:: AIM OF THE EXERCISE ::
State only how many lines below include the string "Stefanie".

:: AVAILABLE DATA ::
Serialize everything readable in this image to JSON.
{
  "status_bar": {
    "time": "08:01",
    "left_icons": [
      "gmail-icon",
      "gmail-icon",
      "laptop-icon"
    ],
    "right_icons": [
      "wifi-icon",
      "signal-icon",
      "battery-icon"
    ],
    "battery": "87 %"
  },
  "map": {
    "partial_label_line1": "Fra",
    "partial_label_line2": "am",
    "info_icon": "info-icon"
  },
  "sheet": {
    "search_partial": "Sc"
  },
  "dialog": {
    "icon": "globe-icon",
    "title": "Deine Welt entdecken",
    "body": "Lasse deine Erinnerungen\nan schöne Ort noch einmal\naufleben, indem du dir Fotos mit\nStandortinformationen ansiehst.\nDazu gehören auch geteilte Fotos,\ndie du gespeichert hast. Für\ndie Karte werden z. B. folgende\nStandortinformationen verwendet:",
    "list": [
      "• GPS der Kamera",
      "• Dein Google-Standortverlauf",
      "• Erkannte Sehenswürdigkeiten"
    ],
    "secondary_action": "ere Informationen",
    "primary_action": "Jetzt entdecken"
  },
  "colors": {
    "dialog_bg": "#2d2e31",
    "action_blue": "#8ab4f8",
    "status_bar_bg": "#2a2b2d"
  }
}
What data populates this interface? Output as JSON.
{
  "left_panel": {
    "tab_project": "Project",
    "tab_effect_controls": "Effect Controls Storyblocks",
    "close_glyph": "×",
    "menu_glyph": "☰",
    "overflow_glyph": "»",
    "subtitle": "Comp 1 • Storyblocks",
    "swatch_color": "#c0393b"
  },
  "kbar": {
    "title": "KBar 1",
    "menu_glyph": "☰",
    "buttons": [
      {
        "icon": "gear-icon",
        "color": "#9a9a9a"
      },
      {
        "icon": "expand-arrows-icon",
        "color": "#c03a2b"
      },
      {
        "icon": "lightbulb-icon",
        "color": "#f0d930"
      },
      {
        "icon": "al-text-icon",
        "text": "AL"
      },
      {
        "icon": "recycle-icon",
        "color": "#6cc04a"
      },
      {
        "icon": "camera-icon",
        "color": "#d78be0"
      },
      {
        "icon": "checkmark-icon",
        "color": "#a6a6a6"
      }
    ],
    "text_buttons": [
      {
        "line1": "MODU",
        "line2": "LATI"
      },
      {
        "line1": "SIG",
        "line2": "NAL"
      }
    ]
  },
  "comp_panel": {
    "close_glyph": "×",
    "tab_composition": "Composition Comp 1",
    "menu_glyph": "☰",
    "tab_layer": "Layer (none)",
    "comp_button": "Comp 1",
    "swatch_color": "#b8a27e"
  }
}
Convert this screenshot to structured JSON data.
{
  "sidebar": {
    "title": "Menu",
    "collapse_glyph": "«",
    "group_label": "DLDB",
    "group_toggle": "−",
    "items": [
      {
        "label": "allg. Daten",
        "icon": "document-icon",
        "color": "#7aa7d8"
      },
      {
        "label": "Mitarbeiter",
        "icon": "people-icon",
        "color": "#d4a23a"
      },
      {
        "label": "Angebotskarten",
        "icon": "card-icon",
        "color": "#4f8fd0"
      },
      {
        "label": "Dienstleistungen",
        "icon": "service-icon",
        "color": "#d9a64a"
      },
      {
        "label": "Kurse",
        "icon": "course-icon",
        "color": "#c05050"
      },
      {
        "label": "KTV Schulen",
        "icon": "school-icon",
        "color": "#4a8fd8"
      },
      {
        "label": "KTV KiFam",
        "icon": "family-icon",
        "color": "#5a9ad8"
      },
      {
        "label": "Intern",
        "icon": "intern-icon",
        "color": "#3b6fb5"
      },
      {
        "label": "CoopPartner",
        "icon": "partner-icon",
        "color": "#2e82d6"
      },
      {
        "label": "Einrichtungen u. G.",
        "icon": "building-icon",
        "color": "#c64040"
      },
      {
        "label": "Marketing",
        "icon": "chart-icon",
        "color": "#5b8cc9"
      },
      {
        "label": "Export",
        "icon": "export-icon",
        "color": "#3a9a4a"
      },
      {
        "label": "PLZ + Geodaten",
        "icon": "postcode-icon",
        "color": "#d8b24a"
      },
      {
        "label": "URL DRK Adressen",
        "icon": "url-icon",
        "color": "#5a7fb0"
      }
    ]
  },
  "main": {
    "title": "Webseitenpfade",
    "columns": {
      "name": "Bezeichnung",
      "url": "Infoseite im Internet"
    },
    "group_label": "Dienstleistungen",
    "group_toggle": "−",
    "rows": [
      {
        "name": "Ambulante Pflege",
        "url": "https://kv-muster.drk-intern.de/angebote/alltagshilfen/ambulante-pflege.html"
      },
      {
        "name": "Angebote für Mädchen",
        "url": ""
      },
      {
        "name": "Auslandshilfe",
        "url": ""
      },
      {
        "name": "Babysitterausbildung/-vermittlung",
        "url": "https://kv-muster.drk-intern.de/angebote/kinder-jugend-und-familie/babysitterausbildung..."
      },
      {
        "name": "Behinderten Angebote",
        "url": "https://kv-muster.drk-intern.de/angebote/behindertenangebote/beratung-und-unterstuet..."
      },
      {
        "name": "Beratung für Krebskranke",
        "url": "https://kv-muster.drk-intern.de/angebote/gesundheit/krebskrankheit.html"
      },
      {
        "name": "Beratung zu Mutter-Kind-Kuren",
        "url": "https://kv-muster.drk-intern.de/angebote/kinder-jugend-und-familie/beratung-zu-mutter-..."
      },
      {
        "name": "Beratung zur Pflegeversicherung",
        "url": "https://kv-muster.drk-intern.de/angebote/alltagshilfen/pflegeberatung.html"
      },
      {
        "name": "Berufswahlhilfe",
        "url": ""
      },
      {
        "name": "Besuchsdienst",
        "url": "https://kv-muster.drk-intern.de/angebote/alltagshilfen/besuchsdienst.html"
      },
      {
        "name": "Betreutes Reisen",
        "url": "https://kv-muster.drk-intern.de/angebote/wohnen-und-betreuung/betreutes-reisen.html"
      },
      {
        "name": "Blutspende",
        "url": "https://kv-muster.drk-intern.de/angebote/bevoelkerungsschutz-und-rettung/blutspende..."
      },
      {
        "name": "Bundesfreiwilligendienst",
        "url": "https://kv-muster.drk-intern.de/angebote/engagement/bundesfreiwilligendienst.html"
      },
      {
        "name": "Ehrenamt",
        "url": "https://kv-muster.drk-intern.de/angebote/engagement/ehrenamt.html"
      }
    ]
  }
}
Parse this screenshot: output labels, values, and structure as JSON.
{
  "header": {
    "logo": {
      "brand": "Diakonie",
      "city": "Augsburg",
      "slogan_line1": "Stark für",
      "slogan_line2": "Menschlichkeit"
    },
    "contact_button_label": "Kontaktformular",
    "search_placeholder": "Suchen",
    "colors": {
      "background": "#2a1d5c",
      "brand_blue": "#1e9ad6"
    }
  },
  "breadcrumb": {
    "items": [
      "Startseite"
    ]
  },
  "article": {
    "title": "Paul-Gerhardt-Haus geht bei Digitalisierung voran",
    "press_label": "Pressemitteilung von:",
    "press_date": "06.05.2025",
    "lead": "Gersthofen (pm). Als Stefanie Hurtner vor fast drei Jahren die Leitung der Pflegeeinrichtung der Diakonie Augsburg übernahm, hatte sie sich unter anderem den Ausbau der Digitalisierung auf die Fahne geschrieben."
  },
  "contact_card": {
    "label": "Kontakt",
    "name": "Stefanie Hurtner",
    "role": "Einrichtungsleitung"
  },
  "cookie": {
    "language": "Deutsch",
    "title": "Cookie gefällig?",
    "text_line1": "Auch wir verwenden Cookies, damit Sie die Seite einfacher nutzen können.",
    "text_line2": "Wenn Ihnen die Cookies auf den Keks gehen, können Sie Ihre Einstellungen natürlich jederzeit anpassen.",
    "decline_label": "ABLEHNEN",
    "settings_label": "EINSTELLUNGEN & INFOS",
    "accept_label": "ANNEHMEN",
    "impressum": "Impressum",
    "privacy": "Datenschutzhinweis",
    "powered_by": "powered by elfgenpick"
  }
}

:: EXERCISE SOLUTION ::
2